- [Collection entries]:
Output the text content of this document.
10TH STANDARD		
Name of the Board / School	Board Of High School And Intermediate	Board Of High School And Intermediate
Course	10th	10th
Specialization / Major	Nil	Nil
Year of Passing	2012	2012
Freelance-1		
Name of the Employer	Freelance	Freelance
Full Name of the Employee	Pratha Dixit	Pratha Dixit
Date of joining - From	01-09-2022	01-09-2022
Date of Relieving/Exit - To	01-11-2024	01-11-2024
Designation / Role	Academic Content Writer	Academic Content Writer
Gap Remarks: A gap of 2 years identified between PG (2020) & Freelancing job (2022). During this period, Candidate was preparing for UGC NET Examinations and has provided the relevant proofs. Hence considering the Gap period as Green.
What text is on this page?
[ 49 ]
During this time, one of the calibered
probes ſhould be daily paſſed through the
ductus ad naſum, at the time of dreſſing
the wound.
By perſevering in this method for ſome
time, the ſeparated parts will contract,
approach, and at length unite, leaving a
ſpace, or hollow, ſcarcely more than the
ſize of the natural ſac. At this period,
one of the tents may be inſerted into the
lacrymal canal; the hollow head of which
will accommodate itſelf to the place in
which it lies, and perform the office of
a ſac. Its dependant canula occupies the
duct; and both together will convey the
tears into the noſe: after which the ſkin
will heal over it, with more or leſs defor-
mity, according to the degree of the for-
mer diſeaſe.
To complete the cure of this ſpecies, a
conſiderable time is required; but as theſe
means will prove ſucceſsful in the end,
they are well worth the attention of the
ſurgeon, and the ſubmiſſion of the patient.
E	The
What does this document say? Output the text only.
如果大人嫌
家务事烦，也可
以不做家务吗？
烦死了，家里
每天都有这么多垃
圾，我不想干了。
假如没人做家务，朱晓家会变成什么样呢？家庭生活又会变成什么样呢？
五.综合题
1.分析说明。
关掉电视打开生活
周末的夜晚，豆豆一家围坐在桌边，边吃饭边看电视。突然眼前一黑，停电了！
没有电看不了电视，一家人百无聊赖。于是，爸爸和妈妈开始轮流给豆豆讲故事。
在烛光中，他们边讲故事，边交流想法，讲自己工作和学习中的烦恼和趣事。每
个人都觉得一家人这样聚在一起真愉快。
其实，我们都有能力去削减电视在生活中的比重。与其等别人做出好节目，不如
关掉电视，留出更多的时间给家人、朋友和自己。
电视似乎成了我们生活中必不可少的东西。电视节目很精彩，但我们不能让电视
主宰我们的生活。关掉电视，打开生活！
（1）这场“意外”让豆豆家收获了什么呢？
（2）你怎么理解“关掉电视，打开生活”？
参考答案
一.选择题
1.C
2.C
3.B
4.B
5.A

- [EXERCISE GOAL]:
For this exercise, gather every line of the data that contains the word "will".

- [SOLUTION]:
time, the ſeparated parts will contract,
will accommodate itſelf to the place in
duct; and both together will convey the
will heal over it, with more or leſs defor-
means will prove ſucceſsful in the end,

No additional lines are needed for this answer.